[BEGIN Records shown]
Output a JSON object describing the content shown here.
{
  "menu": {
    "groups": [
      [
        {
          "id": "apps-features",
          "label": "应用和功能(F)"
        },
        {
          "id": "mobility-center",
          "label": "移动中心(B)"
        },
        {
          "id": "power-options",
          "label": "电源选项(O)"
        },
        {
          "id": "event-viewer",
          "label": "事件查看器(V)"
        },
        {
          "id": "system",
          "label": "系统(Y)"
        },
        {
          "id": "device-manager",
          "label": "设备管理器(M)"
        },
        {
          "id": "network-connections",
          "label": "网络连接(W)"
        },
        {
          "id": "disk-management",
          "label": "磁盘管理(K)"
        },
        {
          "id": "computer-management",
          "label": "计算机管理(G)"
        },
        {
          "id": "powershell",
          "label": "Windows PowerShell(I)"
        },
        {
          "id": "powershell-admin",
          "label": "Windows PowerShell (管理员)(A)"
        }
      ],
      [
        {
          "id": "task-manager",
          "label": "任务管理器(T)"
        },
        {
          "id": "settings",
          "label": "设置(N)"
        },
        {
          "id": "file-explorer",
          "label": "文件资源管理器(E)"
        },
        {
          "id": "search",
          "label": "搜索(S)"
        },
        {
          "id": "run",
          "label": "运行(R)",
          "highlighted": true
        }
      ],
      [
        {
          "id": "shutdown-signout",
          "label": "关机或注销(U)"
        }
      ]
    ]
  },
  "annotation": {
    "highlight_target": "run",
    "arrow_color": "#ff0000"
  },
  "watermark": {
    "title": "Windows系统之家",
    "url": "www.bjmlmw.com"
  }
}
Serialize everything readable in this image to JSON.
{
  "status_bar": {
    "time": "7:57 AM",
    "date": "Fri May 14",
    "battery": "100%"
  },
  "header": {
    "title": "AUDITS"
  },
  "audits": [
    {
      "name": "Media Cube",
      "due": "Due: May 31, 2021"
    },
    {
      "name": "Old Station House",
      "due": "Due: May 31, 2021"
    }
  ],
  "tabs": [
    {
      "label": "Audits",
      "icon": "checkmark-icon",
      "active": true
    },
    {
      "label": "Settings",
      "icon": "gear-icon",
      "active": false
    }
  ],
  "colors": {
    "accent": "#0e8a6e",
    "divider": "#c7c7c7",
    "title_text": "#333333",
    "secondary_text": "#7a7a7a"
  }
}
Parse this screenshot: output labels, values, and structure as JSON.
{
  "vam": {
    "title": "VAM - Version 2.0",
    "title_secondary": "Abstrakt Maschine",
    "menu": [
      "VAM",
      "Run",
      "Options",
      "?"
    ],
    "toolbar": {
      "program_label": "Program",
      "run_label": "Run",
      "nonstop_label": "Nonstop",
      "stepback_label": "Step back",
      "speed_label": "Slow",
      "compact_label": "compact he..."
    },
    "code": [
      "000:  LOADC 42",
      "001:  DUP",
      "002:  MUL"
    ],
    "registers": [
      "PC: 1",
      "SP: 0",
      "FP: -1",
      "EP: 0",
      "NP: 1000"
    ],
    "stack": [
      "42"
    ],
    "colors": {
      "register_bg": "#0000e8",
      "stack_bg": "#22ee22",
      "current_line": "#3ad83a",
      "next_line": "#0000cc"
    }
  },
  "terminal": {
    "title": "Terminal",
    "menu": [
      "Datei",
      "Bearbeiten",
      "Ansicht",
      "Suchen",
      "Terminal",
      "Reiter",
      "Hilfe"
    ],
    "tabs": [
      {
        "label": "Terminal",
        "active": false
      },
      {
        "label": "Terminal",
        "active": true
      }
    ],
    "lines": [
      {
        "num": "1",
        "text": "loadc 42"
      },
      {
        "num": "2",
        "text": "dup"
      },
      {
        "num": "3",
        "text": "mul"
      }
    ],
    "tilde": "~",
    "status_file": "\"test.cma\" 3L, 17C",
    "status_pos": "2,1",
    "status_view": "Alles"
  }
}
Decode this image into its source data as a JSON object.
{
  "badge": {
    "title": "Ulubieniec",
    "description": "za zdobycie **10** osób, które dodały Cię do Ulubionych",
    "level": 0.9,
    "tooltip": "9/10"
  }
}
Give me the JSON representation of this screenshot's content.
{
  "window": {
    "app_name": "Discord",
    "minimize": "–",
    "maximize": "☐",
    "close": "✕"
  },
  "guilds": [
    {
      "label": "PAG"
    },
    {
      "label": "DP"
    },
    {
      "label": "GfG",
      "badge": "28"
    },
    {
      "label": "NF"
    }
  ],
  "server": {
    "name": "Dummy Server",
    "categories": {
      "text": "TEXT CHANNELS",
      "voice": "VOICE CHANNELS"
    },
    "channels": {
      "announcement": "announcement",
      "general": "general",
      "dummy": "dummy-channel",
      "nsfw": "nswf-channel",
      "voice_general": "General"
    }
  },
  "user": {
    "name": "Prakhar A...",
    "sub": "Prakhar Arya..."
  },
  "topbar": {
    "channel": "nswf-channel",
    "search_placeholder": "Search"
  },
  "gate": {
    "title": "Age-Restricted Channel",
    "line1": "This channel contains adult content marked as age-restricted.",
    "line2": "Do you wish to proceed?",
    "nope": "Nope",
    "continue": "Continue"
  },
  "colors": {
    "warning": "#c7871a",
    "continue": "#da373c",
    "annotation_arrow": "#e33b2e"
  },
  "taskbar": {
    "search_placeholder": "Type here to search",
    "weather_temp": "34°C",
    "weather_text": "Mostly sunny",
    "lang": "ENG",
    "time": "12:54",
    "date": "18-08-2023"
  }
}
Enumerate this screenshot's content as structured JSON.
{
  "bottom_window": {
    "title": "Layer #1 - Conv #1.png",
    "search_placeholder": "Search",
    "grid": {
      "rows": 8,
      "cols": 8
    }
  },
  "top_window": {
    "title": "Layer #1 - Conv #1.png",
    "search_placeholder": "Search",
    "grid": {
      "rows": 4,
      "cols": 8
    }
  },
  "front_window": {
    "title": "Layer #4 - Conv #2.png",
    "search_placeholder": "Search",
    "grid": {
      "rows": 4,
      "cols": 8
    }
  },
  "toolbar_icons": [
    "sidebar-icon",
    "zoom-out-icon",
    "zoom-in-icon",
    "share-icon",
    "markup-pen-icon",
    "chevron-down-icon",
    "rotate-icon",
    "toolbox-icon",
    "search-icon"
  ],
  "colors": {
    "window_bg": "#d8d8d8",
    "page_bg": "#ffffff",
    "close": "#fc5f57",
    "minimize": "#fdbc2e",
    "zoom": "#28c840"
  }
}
[END Records shown]
Problem details
Go over the records above line by line and count those holding the word "JSON". Reply only with the number.

Completed task
6